STATED EXERCISE:
Filter the listing and keep only the lines with the word "JSON".

THE RECORDS:
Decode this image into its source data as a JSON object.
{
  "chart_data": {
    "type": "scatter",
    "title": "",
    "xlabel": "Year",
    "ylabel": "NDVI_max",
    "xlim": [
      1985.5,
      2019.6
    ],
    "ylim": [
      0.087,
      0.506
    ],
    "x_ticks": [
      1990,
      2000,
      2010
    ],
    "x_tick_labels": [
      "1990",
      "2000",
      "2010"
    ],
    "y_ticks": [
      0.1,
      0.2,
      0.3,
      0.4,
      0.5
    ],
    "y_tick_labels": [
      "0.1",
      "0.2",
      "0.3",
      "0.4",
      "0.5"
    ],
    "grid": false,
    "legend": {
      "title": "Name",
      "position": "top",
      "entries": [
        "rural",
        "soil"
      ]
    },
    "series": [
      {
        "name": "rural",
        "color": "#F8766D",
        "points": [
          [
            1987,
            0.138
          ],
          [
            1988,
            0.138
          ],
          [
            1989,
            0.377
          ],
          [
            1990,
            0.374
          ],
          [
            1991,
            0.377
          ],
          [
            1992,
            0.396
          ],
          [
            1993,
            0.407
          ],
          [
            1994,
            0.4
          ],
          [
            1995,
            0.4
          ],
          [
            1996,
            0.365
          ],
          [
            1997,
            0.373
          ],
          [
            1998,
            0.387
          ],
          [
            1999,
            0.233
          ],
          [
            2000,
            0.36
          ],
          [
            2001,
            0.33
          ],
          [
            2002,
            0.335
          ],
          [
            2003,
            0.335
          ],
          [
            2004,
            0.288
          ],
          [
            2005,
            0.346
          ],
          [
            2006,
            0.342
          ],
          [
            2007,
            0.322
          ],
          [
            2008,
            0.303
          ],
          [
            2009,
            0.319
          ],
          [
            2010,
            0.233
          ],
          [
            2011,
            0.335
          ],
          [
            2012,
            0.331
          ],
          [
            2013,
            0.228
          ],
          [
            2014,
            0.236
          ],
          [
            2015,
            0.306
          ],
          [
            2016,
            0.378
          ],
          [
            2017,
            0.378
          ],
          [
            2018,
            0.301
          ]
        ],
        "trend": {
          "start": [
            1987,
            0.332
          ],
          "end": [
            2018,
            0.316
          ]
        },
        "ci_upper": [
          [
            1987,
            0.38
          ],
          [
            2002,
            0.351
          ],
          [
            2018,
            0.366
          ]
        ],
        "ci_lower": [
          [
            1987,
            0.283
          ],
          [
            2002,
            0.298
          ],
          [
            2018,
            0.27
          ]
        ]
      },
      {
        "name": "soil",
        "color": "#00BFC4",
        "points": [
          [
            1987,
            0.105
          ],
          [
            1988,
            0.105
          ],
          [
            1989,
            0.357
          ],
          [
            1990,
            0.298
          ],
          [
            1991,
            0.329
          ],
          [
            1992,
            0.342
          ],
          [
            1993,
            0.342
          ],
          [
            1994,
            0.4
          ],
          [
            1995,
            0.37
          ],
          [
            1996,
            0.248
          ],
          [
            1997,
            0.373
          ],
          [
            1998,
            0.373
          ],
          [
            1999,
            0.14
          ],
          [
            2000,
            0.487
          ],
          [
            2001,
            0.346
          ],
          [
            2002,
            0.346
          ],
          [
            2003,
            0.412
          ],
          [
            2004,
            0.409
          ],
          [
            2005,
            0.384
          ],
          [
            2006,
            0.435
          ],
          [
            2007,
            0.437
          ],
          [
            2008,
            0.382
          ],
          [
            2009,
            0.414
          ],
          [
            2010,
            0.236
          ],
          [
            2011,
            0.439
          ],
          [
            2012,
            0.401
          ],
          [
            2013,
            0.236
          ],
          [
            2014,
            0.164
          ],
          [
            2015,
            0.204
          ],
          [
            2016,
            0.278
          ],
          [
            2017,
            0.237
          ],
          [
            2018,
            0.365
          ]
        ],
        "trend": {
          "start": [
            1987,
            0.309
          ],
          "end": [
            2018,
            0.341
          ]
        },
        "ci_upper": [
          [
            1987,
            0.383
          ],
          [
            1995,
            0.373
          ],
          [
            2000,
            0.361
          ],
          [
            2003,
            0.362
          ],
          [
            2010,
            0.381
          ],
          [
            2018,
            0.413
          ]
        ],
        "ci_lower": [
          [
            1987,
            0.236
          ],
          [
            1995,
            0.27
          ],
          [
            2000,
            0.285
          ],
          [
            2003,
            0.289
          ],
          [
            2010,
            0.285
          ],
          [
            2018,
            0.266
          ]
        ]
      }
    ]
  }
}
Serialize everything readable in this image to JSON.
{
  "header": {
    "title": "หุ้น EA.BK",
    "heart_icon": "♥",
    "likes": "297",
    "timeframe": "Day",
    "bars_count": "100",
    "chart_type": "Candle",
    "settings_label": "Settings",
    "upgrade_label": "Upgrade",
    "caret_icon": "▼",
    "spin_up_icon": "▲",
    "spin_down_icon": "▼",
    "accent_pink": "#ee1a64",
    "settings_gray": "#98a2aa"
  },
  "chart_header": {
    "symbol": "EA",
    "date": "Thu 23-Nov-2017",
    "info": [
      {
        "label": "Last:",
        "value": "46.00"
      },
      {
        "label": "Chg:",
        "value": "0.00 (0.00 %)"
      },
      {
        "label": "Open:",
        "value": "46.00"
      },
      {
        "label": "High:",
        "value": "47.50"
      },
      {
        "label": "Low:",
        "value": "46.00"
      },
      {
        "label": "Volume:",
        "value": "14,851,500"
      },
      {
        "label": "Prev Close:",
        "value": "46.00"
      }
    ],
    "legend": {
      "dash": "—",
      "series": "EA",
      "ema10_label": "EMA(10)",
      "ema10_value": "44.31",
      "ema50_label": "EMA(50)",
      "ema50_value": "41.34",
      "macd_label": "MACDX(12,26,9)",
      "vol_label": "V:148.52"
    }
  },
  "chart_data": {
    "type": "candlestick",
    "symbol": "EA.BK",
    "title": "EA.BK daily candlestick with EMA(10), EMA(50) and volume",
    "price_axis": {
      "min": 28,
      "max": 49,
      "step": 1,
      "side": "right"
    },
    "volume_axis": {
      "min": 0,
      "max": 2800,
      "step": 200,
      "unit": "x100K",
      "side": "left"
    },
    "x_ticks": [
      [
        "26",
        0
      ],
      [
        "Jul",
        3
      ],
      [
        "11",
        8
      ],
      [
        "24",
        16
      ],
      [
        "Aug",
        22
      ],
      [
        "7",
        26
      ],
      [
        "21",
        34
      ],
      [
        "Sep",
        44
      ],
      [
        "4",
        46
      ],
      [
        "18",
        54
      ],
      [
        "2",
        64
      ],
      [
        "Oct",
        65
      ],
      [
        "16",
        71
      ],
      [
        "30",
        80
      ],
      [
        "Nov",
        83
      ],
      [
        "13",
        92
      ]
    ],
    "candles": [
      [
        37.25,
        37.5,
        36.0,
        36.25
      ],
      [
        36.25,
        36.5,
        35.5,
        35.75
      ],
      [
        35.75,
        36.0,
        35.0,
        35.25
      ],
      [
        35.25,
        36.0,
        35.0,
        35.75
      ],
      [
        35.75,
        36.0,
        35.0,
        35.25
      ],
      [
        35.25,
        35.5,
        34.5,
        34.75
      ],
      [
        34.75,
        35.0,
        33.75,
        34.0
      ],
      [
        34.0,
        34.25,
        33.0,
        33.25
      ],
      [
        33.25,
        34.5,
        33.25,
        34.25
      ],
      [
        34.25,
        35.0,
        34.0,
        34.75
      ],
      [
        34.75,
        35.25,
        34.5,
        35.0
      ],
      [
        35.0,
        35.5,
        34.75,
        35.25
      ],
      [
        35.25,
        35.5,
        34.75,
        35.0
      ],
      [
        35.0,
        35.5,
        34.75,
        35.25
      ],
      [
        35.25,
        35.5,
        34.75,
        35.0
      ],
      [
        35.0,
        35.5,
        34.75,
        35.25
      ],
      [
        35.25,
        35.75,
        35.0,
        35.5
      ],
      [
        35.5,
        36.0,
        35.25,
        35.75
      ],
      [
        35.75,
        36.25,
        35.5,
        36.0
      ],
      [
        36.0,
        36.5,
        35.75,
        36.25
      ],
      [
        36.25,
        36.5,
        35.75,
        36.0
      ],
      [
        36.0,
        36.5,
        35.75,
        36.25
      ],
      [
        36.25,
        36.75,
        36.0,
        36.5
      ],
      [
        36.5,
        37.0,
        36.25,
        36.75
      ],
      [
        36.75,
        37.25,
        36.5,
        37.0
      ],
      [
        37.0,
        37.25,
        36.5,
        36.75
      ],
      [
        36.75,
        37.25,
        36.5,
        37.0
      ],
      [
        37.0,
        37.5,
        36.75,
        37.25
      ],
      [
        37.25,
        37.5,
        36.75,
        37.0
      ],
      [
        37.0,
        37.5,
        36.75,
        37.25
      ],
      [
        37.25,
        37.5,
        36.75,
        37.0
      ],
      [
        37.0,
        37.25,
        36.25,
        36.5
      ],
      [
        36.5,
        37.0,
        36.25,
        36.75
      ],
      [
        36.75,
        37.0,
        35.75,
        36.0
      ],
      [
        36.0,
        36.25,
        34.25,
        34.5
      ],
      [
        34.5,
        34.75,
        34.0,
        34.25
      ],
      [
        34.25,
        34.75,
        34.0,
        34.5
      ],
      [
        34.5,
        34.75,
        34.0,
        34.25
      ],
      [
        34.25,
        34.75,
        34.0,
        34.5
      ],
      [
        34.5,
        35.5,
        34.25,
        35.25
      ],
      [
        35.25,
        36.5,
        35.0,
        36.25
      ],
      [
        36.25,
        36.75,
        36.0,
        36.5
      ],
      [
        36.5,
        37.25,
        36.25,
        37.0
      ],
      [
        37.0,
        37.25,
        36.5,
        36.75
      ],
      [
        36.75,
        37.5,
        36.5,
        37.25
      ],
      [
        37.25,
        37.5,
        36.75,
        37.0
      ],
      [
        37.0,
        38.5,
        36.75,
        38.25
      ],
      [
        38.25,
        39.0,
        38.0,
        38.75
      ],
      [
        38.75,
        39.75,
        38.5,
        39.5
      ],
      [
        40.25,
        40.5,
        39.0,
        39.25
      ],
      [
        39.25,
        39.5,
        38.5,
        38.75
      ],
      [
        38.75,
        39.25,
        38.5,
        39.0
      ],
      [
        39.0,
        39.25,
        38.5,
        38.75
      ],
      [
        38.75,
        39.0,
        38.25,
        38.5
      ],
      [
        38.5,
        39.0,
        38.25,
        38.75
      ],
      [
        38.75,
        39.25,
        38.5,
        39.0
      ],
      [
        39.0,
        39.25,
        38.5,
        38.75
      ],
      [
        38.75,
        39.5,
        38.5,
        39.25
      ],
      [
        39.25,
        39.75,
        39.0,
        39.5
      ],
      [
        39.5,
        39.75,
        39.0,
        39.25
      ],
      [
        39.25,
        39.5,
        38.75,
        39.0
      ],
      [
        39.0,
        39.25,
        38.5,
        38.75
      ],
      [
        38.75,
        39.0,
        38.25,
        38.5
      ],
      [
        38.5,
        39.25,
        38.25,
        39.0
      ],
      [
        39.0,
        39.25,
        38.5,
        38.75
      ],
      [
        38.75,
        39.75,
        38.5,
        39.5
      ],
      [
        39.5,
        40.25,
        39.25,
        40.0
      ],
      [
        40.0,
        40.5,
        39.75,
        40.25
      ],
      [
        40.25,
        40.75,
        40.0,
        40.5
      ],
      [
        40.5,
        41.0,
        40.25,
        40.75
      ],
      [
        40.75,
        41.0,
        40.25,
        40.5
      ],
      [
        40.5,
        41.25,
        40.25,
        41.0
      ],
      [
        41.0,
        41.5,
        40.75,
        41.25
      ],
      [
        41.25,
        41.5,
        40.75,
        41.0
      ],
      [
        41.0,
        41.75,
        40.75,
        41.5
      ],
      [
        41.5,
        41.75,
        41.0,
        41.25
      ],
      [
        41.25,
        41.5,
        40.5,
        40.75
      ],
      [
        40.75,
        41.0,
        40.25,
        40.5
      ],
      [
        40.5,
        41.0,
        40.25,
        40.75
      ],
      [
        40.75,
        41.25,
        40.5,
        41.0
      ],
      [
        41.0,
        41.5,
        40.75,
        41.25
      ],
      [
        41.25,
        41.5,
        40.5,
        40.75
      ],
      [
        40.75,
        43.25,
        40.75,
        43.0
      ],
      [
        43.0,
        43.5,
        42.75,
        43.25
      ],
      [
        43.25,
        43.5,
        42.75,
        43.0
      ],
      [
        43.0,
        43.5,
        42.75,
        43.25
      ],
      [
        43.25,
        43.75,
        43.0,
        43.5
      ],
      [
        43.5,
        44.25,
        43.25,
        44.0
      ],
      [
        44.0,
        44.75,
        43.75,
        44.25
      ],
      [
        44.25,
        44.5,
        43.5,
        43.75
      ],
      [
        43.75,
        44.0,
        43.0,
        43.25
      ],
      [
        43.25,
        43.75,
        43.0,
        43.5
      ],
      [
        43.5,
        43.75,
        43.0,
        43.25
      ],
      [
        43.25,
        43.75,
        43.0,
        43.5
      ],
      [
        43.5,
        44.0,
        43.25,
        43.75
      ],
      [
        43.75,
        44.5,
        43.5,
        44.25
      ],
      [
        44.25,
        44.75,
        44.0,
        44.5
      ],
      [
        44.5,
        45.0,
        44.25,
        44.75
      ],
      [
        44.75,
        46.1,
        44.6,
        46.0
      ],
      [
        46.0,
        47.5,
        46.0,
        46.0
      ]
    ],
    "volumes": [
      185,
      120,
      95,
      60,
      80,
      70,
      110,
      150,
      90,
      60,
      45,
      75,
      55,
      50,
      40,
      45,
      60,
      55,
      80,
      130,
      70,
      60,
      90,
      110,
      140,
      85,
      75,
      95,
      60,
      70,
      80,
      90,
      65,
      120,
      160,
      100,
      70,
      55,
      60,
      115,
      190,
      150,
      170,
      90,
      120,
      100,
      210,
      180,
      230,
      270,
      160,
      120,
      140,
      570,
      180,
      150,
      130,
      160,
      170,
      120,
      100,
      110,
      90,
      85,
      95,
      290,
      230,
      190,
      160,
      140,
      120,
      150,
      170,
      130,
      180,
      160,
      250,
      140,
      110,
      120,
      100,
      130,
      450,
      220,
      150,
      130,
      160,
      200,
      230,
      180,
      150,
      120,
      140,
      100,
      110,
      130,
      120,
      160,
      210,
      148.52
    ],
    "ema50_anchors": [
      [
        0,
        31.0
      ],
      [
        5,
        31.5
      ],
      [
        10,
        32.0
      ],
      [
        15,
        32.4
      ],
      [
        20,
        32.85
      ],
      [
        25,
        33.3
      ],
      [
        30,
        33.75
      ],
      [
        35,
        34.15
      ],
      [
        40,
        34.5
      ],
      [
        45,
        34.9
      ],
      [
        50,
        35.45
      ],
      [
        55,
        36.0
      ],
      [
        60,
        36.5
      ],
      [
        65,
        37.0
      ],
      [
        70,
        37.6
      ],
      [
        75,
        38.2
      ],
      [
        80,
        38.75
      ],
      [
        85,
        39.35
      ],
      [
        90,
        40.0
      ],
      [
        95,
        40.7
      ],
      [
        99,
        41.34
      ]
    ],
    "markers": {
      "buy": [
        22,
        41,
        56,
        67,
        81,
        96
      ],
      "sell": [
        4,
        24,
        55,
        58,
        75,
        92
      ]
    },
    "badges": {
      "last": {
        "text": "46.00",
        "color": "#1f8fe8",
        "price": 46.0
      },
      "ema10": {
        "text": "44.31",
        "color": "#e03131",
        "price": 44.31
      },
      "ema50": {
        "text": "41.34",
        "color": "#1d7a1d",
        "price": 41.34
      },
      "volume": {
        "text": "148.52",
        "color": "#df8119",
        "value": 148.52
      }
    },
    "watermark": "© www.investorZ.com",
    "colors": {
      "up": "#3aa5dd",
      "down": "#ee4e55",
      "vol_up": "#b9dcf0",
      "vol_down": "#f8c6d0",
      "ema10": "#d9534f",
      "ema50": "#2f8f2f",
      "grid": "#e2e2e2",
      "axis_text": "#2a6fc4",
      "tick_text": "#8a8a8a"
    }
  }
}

EXPECTED ANSWER:
Decode this image into its source data as a JSON object.
Serialize everything readable in this image to JSON.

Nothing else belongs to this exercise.